**Instruction**
How many lines hold the string "Group"? Reply with the number alone.

**Data provided**
——
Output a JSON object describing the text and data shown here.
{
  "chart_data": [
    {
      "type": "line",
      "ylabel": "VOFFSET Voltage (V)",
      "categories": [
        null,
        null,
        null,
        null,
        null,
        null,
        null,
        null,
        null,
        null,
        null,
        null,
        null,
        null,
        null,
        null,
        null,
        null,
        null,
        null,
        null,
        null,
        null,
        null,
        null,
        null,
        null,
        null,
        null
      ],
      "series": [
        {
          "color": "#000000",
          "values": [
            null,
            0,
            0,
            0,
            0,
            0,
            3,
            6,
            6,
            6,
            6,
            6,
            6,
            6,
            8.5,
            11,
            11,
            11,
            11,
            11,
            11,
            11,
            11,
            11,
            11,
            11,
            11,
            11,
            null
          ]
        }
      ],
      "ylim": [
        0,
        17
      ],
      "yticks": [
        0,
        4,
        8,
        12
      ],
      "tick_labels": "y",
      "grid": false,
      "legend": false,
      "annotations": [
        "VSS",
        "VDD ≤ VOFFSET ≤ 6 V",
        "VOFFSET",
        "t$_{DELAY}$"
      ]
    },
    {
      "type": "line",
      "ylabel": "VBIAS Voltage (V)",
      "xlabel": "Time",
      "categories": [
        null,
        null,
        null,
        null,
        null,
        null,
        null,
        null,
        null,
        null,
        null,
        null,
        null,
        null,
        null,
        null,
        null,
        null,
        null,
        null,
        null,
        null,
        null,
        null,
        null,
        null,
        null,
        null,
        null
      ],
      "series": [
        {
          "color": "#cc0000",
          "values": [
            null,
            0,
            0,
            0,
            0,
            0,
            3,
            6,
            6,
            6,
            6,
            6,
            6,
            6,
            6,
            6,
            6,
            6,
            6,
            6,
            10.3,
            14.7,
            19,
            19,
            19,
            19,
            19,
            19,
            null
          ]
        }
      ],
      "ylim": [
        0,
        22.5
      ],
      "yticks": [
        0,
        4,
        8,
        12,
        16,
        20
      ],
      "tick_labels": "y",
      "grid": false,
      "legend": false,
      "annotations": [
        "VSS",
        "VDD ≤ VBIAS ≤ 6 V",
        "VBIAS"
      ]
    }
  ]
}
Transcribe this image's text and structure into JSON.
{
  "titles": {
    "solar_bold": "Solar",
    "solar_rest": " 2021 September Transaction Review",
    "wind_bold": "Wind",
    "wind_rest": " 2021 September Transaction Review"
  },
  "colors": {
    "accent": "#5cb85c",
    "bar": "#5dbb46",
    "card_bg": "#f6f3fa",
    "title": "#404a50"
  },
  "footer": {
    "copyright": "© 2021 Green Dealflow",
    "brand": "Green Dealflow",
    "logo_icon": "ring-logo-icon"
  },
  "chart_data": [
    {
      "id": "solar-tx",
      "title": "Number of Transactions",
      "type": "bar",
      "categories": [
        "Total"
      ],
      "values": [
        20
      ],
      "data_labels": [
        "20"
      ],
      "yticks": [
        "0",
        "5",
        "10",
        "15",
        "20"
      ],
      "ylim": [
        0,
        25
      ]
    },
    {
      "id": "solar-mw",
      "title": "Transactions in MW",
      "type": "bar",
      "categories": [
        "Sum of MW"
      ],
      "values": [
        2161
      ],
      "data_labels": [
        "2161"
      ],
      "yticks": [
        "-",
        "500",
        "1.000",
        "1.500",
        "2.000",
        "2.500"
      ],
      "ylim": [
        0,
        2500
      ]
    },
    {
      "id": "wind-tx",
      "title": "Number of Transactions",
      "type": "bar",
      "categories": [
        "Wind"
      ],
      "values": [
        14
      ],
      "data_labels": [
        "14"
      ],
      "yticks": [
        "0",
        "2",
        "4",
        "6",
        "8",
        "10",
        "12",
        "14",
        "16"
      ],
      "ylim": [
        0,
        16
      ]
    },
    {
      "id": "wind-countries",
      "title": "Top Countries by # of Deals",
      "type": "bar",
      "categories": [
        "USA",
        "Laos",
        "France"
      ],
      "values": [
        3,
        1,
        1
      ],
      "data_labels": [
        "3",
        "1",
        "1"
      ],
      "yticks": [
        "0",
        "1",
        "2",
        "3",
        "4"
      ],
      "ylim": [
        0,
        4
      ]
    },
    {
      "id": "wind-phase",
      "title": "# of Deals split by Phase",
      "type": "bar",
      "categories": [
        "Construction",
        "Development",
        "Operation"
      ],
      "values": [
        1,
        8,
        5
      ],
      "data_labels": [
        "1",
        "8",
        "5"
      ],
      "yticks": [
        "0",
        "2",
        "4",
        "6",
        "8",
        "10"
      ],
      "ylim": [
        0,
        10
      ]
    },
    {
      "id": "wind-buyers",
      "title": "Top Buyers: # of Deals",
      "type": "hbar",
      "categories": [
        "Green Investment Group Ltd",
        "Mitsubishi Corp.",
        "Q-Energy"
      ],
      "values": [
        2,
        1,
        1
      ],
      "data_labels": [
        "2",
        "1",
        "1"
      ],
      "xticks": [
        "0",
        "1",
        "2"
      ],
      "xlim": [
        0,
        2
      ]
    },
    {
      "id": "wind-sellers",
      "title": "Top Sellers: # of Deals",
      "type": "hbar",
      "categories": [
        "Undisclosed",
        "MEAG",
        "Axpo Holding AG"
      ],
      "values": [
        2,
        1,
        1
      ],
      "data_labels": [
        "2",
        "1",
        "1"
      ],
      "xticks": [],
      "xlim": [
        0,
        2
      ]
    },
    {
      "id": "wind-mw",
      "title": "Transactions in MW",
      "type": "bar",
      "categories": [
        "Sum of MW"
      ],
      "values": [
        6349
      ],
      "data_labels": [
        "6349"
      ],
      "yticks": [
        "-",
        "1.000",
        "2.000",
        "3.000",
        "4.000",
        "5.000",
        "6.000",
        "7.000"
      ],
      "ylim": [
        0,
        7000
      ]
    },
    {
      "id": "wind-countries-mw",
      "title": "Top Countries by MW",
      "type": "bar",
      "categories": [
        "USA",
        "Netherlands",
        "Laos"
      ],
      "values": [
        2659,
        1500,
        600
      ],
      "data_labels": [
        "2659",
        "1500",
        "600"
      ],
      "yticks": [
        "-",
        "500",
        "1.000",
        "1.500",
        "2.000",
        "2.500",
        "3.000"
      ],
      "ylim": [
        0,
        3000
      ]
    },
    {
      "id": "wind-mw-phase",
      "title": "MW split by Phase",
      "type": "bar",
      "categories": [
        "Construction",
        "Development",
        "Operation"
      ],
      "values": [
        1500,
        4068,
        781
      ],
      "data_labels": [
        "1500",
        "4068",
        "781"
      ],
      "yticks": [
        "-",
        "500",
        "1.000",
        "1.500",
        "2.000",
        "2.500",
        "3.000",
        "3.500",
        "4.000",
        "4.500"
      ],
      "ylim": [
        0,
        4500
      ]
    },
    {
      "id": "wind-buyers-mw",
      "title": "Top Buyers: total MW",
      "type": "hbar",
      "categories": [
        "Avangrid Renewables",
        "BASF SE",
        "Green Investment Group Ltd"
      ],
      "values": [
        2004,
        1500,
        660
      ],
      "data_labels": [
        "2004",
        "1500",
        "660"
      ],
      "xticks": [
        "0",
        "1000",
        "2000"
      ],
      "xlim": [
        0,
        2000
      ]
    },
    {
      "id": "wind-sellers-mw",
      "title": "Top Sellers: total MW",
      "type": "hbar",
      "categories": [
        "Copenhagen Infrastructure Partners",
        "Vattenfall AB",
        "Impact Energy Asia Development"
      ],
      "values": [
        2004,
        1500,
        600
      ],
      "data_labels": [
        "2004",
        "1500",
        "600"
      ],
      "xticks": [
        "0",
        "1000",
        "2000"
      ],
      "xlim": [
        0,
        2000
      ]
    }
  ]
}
——
**Written solution**
2